(Stored entries)
______

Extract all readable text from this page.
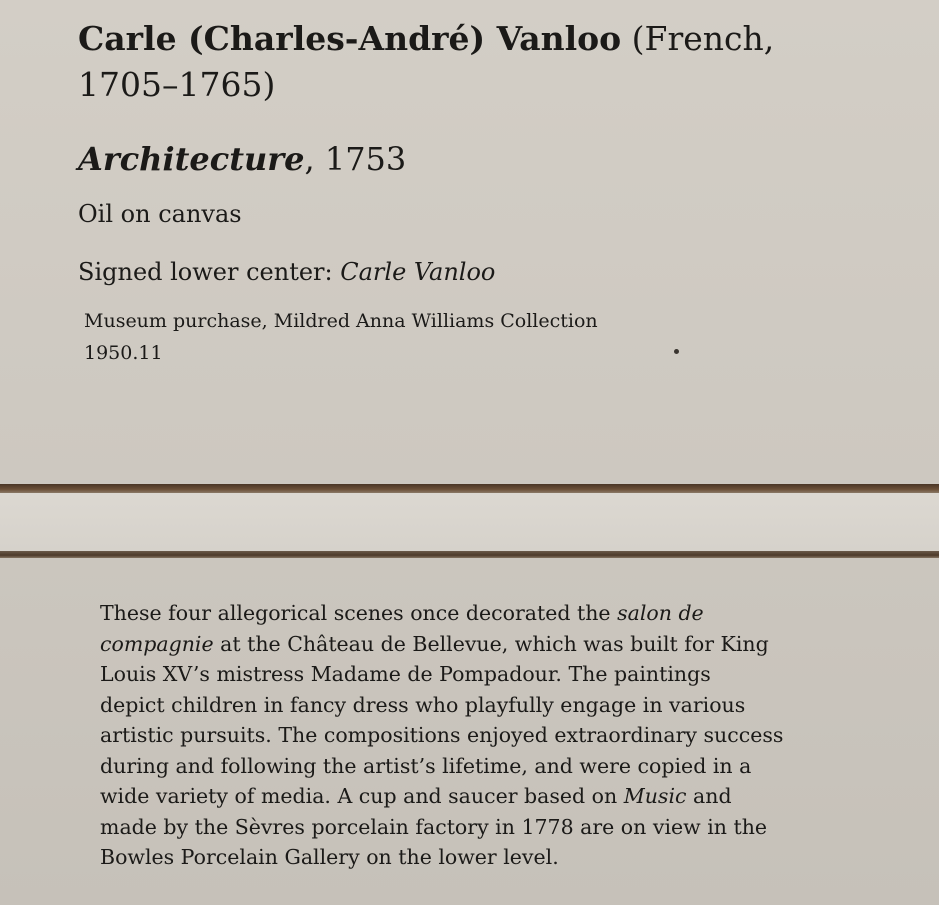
Carle (Charles-André) Vanloo (French,
1705–1765)
Architecture, 1753
Oil on canvas
Signed lower center: Carle Vanloo
Museum purchase, Mildred Anna Williams Collection
1950.11
These four allegorical scenes once decorated the salon de
compagnie at the Château de Bellevue, which was built for King
Louis XV’s mistress Madame de Pompadour. The paintings
depict children in fancy dress who playfully engage in various
artistic pursuits. The compositions enjoyed extraordinary success
during and following the artist’s lifetime, and were copied in a
wide variety of media. A cup and saucer based on Music and
made by the Sèvres porcelain factory in 1778 are on view in the
Bowles Porcelain Gallery on the lower level.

______

__AIM OF THE EXERCISE__. Among the entries, how many lines contain the string "lower"? Give the number without anything else.

__RESPONSE TO THIS TASK__. 2